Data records
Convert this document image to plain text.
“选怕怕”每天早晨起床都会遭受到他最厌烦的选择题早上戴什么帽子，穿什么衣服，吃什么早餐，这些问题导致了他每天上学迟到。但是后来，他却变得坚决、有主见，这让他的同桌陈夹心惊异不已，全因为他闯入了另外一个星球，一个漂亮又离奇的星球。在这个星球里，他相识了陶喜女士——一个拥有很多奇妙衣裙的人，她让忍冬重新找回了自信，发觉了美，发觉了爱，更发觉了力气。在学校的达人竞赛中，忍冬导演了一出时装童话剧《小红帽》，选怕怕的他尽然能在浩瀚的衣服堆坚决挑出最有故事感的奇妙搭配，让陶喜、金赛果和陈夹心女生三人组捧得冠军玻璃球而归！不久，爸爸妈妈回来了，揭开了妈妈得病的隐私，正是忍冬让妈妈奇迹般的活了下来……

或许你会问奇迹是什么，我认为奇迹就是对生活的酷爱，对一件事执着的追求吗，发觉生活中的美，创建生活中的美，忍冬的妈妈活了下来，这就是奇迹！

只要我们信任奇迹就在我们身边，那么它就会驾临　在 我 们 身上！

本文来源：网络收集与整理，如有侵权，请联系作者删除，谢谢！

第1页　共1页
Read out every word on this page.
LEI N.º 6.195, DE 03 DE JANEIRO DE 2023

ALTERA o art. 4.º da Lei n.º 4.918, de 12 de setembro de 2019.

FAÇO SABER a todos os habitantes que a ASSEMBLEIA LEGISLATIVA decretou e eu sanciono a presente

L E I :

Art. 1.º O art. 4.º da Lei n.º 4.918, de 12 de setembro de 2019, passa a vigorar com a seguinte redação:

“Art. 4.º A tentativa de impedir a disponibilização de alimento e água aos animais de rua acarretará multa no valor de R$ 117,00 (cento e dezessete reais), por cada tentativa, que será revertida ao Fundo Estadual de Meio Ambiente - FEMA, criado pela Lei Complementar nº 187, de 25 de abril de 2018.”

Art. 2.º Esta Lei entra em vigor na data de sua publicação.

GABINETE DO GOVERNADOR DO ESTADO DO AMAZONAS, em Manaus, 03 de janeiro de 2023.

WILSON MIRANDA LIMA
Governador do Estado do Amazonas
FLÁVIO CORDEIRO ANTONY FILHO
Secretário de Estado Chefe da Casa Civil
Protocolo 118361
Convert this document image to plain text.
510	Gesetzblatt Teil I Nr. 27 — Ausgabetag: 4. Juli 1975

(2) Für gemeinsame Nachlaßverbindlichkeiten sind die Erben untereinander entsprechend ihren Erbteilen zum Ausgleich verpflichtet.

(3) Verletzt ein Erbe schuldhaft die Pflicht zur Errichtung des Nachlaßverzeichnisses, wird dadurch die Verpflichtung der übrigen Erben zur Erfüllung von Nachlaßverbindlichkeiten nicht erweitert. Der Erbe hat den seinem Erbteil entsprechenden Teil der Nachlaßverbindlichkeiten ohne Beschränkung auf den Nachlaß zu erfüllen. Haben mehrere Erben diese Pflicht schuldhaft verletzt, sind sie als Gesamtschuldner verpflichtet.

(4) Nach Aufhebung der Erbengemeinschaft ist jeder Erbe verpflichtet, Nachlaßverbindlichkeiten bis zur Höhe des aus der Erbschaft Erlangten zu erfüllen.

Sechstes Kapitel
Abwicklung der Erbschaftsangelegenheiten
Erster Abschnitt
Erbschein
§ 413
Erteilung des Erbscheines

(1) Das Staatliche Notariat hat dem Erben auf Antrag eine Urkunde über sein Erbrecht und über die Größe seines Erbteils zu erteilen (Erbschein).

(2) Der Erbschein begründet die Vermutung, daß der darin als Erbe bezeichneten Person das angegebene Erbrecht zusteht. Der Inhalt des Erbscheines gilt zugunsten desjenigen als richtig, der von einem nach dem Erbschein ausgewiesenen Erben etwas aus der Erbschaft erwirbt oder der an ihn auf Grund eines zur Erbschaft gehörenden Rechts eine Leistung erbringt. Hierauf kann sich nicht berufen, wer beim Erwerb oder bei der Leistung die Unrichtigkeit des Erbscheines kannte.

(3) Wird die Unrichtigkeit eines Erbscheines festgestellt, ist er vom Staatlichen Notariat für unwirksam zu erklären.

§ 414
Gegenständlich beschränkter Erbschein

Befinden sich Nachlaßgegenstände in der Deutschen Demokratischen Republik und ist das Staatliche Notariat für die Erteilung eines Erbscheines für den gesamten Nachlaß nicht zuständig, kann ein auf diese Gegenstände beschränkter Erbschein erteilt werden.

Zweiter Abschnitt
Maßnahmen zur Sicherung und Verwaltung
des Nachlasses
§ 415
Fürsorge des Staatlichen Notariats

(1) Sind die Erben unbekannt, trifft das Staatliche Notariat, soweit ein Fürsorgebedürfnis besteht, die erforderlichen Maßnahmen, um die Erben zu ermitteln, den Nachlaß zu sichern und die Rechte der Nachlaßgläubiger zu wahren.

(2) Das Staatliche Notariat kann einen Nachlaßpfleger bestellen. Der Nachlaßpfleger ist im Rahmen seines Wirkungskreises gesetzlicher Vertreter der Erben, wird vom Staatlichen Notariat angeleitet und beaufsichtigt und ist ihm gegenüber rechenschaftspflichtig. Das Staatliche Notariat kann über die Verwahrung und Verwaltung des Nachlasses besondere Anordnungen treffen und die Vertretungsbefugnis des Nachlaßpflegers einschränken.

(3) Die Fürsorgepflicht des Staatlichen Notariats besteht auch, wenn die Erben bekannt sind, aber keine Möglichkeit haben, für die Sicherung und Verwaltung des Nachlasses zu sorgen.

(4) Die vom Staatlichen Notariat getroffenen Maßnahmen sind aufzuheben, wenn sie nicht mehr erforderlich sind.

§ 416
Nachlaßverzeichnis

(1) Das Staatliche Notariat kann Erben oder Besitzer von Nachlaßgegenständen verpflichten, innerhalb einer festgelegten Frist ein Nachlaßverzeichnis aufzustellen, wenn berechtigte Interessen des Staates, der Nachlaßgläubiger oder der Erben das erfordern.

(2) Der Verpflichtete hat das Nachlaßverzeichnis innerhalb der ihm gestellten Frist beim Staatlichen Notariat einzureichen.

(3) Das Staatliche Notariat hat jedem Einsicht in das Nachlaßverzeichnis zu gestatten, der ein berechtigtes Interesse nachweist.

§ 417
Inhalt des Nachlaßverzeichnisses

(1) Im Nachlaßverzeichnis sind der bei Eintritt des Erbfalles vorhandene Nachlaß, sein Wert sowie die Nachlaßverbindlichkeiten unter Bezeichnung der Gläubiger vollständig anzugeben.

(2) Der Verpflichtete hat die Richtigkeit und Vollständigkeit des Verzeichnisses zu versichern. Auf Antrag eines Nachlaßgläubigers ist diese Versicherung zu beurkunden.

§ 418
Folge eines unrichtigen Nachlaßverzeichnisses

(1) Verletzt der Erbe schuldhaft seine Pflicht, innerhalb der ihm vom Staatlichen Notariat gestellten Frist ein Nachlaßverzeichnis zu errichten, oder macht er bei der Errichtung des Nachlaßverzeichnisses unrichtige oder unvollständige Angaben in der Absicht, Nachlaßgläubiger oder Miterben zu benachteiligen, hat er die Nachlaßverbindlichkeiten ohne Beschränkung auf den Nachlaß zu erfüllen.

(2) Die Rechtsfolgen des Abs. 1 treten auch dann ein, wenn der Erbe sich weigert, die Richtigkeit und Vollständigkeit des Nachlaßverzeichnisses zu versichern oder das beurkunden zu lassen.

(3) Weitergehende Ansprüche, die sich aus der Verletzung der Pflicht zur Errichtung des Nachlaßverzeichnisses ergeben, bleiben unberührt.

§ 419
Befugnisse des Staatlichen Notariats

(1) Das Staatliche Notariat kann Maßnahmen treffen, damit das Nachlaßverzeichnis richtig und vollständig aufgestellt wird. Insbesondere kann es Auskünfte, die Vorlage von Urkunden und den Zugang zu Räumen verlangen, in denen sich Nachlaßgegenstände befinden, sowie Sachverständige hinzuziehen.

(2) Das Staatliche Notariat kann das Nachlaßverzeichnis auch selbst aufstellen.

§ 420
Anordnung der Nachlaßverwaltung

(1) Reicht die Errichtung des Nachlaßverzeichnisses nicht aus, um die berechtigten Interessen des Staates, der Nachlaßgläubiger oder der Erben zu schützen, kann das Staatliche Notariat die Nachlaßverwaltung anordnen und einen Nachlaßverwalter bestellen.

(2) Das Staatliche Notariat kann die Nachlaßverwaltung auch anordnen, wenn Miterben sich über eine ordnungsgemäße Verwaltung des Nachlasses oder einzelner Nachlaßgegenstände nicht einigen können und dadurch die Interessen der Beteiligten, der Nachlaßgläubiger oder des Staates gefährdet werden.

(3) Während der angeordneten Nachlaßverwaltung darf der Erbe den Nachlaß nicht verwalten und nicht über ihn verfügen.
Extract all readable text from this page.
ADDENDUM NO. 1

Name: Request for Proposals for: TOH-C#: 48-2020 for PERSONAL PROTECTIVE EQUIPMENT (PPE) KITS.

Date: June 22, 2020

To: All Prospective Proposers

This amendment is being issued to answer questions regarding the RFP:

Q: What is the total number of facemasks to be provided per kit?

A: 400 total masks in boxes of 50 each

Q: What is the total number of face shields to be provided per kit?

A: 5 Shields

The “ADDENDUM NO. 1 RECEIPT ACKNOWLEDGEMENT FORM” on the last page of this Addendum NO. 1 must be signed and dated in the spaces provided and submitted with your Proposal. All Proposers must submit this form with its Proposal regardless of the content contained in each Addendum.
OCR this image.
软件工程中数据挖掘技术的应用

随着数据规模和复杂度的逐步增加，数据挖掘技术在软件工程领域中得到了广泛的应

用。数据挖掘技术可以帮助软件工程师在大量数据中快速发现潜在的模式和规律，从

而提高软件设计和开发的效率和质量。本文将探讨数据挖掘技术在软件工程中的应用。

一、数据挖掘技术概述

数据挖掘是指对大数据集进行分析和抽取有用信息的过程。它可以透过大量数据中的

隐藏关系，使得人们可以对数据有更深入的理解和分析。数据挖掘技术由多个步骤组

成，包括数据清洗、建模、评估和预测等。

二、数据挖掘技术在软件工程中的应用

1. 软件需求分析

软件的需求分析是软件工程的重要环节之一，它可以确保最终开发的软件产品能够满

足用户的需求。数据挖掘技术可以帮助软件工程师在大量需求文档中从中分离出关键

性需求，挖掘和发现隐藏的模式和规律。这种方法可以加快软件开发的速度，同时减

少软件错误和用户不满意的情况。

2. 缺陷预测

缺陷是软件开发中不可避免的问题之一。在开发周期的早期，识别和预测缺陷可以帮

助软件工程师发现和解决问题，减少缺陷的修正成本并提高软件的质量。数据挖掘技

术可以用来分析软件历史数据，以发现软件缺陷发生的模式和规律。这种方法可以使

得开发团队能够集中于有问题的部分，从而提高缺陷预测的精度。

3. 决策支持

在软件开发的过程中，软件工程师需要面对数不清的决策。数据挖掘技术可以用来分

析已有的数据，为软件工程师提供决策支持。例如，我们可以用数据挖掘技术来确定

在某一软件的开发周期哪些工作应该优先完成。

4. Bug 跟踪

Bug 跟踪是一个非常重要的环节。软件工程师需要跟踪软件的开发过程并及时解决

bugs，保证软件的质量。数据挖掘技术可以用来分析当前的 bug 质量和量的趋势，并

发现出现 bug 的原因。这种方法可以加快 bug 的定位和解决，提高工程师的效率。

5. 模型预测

### Task directions
Pull every line containing the word "beschränkter" out of the entries above.

### Solution for this task
Gegenständlich beschränkter Erbschein
Befinden sich Nachlaßgegenstände in der Deutschen Demokratischen Republik und ist das Staatliche Notariat für die Erteilung eines Erbscheines für den gesamten Nachlaß nicht zuständig, kann ein auf diese Gegenstände beschränkter Erbschein erteilt werden.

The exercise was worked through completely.